WHAT YOU ARE ASKED TO DO
Each line containing the word "CHAMBER" must be collected.
>> START
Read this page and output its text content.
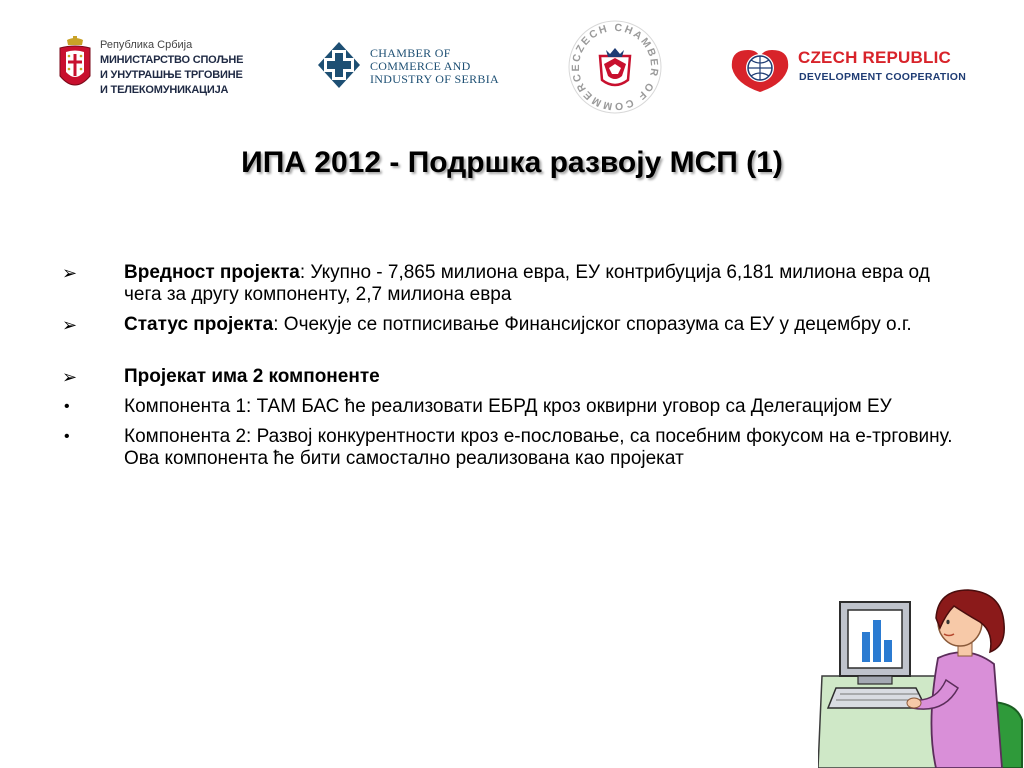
Република Србија
МИНИСТАРСТВО СПОЉНЕ
И УНУТРАШЊЕ ТРГОВИНЕ
И ТЕЛЕКОМУНИКАЦИЈА
CHAMBER OF
COMMERCE AND
INDUSTRY OF SERBIA
CZECH CHAMBER OF COMMERCE
CZECH REPUBLIC
DEVELOPMENT COOPERATION
ИПА 2012 - Подршка развоју МСП (1)
➢	Вредност пројекта: Укупно - 7,865 милиона евра, ЕУ контрибуција 6,181 милиона евра од чега за другу компоненту, 2,7 милиона евра
➢	Статус пројекта: Очекује се потписивање Финансијског споразума са ЕУ у децембру о.г.
➢	Пројекат има 2 компоненте
•	Компонента 1: ТАМ БАС ће реализовати ЕБРД кроз оквирни уговор са Делегацијом ЕУ
•	Компонента 2: Развој конкурентности кроз е-пословање, са посебним фокусом на е-трговину. Ова компонента ће бити самостално реализована као пројекат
>> END
CORRECT ANSWER
CHAMBER OF
CZECH CHAMBER OF COMMERCE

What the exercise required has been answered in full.